WHAT IS BEING ASKED: Write out, character for character, the lines of the material starting at the line that contains "wechat-icon bbox=[840, 544, 876, 574]" and ending at the line that contains "square-bullet-icon bbox=[352, 286, 358, 292]", including both of those lines.

RECORDS PROVIDED:
■ ■ ■ ■

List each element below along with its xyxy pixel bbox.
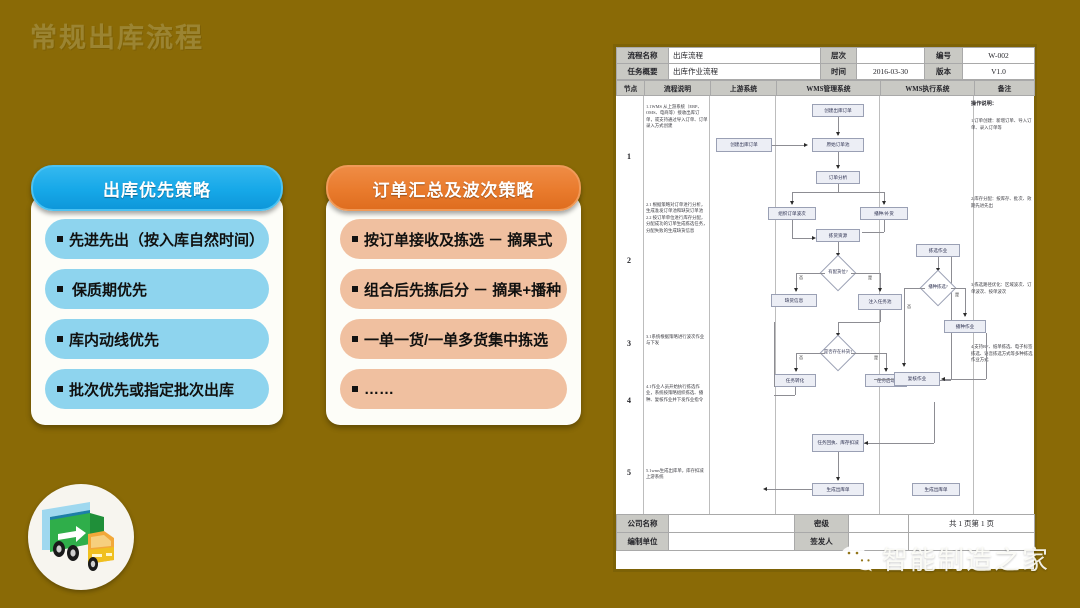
wechat-icon bbox=[840, 544, 876, 574]
column-header-remark: 备注 bbox=[975, 81, 1035, 96]
node-description: 5.1wms生成出库单，库存扣减上游系统 bbox=[646, 468, 708, 481]
note-item: 3.拣选路径优化：区域波次、订单波次、按单波次 bbox=[971, 282, 1033, 295]
node-description: 3.1系统根据策略进行波次作业与下发 bbox=[646, 334, 708, 347]
field-label-task-summary: 任务概要 bbox=[617, 64, 669, 80]
document-header-table: 流程名称 出库流程 层次 编号 W-002 任务概要 出库作业流程 时间 201… bbox=[616, 47, 1035, 80]
flow-box-exec-generate-outbound[interactable]: 生成出库单 bbox=[912, 483, 960, 496]
square-bullet-icon bbox=[352, 336, 358, 342]
flow-branch-label: 否 bbox=[907, 304, 911, 310]
list-item-label: 先进先出（按入库自然时间） bbox=[69, 229, 264, 250]
node-number: 3 bbox=[616, 339, 642, 348]
note-item: 4.支持RF、纸单拣选、电子标签拣选、语音拣选方式等多种拣选作业方式 bbox=[971, 344, 1033, 364]
square-bullet-icon bbox=[352, 286, 358, 292]
field-value-date: 2016-03-30 bbox=[857, 64, 925, 80]
list-item-label: …… bbox=[364, 381, 394, 398]
node-description: 4.1作业人员开始执行拣选作业，系统按策略组织拣选、播种、复核作业并下发作业指令 bbox=[646, 384, 708, 403]
list-item-label: 一单一货/一单多货集中拣选 bbox=[364, 329, 548, 350]
flow-box-organize-order-wave[interactable]: 组织订单波次 bbox=[768, 207, 816, 220]
table-row: 节点 流程说明 上游系统 WMS管理系统 WMS执行系统 备注 bbox=[617, 81, 1035, 96]
process-document: 流程名称 出库流程 层次 编号 W-002 任务概要 出库作业流程 时间 201… bbox=[613, 44, 1037, 572]
flow-box-original-order-pool[interactable]: 原始订单池 bbox=[812, 138, 864, 152]
flow-branch-label: 是 bbox=[874, 355, 878, 361]
panel-order-wave: 订单汇总及波次策略 按订单接收及拣选 － 摘果式 组合后先拣后分 － 摘果+播种… bbox=[326, 165, 581, 425]
note-item: 1.订单创建：新增订单、导入订单、录入订单等 bbox=[971, 118, 1033, 131]
field-label-prepared-by: 编制单位 bbox=[617, 533, 669, 551]
field-label-level: 层次 bbox=[821, 48, 857, 64]
square-bullet-icon bbox=[352, 236, 358, 242]
note-item: 2.库存分配：按库存、批次、效期先进先出 bbox=[971, 196, 1033, 209]
slide: 常规出库流程 出库优先策略 先进先出（按入库自然时间） 保质期优先 库内动线优先… bbox=[0, 0, 1080, 608]
document-column-headers: 节点 流程说明 上游系统 WMS管理系统 WMS执行系统 备注 bbox=[616, 80, 1035, 96]
square-bullet-icon bbox=[352, 386, 358, 392]
list-item-label: 组合后先拣后分 － 摘果+播种 bbox=[364, 279, 561, 300]
flowchart-body: 1 2 3 4 5 1.1WMS 从上游系统（ERP、OMS、电商等）接收出库订… bbox=[616, 96, 1034, 514]
field-value-company bbox=[669, 515, 795, 533]
field-label-date: 时间 bbox=[821, 64, 857, 80]
flow-box-generate-outbound-doc[interactable]: 生成出库单 bbox=[812, 483, 864, 496]
list-item[interactable]: 批次优先或指定批次出库 bbox=[45, 369, 269, 409]
field-value-process-name: 出库流程 bbox=[669, 48, 821, 64]
square-bullet-icon bbox=[57, 286, 63, 292]
flow-box-review-operation[interactable]: 复核作业 bbox=[894, 372, 940, 386]
square-bullet-icon bbox=[57, 336, 63, 342]
page-title: 常规出库流程 bbox=[30, 16, 204, 55]
list-item[interactable]: 库内动线优先 bbox=[45, 319, 269, 359]
field-label-number: 编号 bbox=[925, 48, 963, 64]
square-bullet-icon bbox=[57, 236, 63, 242]
field-label-process-name: 流程名称 bbox=[617, 48, 669, 64]
list-item-label: 库内动线优先 bbox=[69, 329, 159, 350]
flow-decision-label: 是否存在补货? bbox=[810, 349, 866, 355]
flow-box-picking-resource[interactable]: 拣货资源 bbox=[816, 229, 860, 242]
column-header-node: 节点 bbox=[617, 81, 645, 96]
flow-box-create-order-upstream[interactable]: 创建出库订单 bbox=[716, 138, 772, 152]
flow-box-inject-task-pool[interactable]: 注入任务池 bbox=[858, 294, 902, 310]
page-indicator: 共 1 页第 1 页 bbox=[909, 515, 1035, 533]
flow-decision-label: 播种拣选? bbox=[916, 284, 960, 290]
field-value-version: V1.0 bbox=[963, 64, 1035, 80]
list-item[interactable]: 保质期优先 bbox=[45, 269, 269, 309]
field-label-company: 公司名称 bbox=[617, 515, 669, 533]
flow-box-seeding-operation[interactable]: 播种作业 bbox=[944, 320, 986, 333]
node-description: 2.1 根据策略对订单进行分析，生成准发订单池和缺货订单池 2.2 按订单单位进… bbox=[646, 202, 708, 234]
flow-box-seeding-replenish[interactable]: 播种/补货 bbox=[860, 207, 908, 220]
column-header-wms-mgmt: WMS管理系统 bbox=[777, 81, 881, 96]
flow-box-create-outbound-order[interactable]: 创建出库订单 bbox=[812, 104, 864, 117]
field-value-number: W-002 bbox=[963, 48, 1035, 64]
list-item-label: 按订单接收及拣选 － 摘果式 bbox=[364, 229, 552, 250]
warehouse-truck-badge bbox=[28, 484, 134, 590]
node-description: 1.1WMS 从上游系统（ERP、OMS、电商等）接收出库订单，或支持通过导入订… bbox=[646, 104, 708, 130]
column-header-wms-exec: WMS执行系统 bbox=[881, 81, 975, 96]
flow-branch-label: 是 bbox=[955, 292, 959, 298]
table-row: 流程名称 出库流程 层次 编号 W-002 bbox=[617, 48, 1035, 64]
column-header-description: 流程说明 bbox=[645, 81, 711, 96]
flow-decision-label: 有配货位? bbox=[816, 269, 860, 275]
node-number: 4 bbox=[616, 396, 642, 405]
flow-box-shortage-info[interactable]: 缺货信息 bbox=[771, 294, 817, 307]
square-bullet-icon bbox=[57, 386, 63, 392]
list-item-label: 保质期优先 bbox=[72, 279, 147, 300]
watermark-text: 智能制造之家 bbox=[882, 540, 1050, 577]
column-header-upstream: 上游系统 bbox=[711, 81, 777, 96]
notes-title: 操作说明： bbox=[971, 100, 1033, 107]
list-item[interactable]: …… bbox=[340, 369, 567, 409]
node-number: 1 bbox=[616, 152, 642, 161]
flow-branch-label: 是 bbox=[868, 275, 872, 281]
list-item-label: 批次优先或指定批次出库 bbox=[69, 379, 234, 400]
flow-box-task-receipt[interactable]: 任务回执、库存扣减 bbox=[812, 434, 864, 452]
watermark: 智能制造之家 bbox=[840, 540, 1050, 577]
list-item[interactable]: 按订单接收及拣选 － 摘果式 bbox=[340, 219, 567, 259]
flow-box-picking-operation[interactable]: 拣选作业 bbox=[916, 244, 960, 257]
flow-box-task-convert[interactable]: 任务转化 bbox=[774, 374, 816, 387]
table-row: 公司名称 密级 共 1 页第 1 页 bbox=[617, 515, 1035, 533]
panel-header-outbound-priority[interactable]: 出库优先策略 bbox=[31, 165, 283, 211]
list-item[interactable]: 组合后先拣后分 － 摘果+播种 bbox=[340, 269, 567, 309]
node-number: 5 bbox=[616, 468, 642, 477]
list-item[interactable]: 一单一货/一单多货集中拣选 bbox=[340, 319, 567, 359]
panel-outbound-priority: 出库优先策略 先进先出（按入库自然时间） 保质期优先 库内动线优先 批次优先或指… bbox=[31, 165, 283, 425]
field-label-secrecy: 密级 bbox=[795, 515, 849, 533]
table-row: 任务概要 出库作业流程 时间 2016-03-30 版本 V1.0 bbox=[617, 64, 1035, 80]
node-number: 2 bbox=[616, 256, 642, 265]
panel-header-order-wave[interactable]: 订单汇总及波次策略 bbox=[326, 165, 581, 211]
field-value-secrecy bbox=[849, 515, 909, 533]
list-item[interactable]: 先进先出（按入库自然时间） bbox=[45, 219, 269, 259]
panel-body-order-wave: 按订单接收及拣选 － 摘果式 组合后先拣后分 － 摘果+播种 一单一货/一单多货… bbox=[326, 195, 581, 425]
field-value-task-summary: 出库作业流程 bbox=[669, 64, 821, 80]
panel-body-outbound-priority: 先进先出（按入库自然时间） 保质期优先 库内动线优先 批次优先或指定批次出库 bbox=[31, 195, 283, 425]
flow-branch-label: 否 bbox=[799, 275, 803, 281]
warehouse-truck-icon bbox=[28, 484, 134, 590]
field-value-level bbox=[857, 48, 925, 64]
flow-box-order-analysis[interactable]: 订单分析 bbox=[816, 171, 860, 184]
field-label-version: 版本 bbox=[925, 64, 963, 80]
field-value-prepared-by bbox=[669, 533, 795, 551]
flow-branch-label: 否 bbox=[799, 355, 803, 361]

■ ■ ■ ■

TASK SOLUTION:
wechat-icon bbox=[840, 544, 876, 574]
column-header-remark: 备注 bbox=[975, 81, 1035, 96]
node-description: 5.1wms生成出库单，库存扣减上游系统 bbox=[646, 468, 708, 481]
note-item: 3.拣选路径优化：区域波次、订单波次、按单波次 bbox=[971, 282, 1033, 295]
node-description: 3.1系统根据策略进行波次作业与下发 bbox=[646, 334, 708, 347]
field-label-task-summary: 任务概要 bbox=[617, 64, 669, 80]
document-header-table: 流程名称 出库流程 层次 编号 W-002 任务概要 出库作业流程 时间 201… bbox=[616, 47, 1035, 80]
flow-box-exec-generate-outbound[interactable]: 生成出库单 bbox=[912, 483, 960, 496]
square-bullet-icon bbox=[352, 336, 358, 342]
flow-branch-label: 否 bbox=[907, 304, 911, 310]
list-item-label: 先进先出（按入库自然时间） bbox=[69, 229, 264, 250]
node-number: 3 bbox=[616, 339, 642, 348]
note-item: 4.支持RF、纸单拣选、电子标签拣选、语音拣选方式等多种拣选作业方式 bbox=[971, 344, 1033, 364]
square-bullet-icon bbox=[352, 286, 358, 292]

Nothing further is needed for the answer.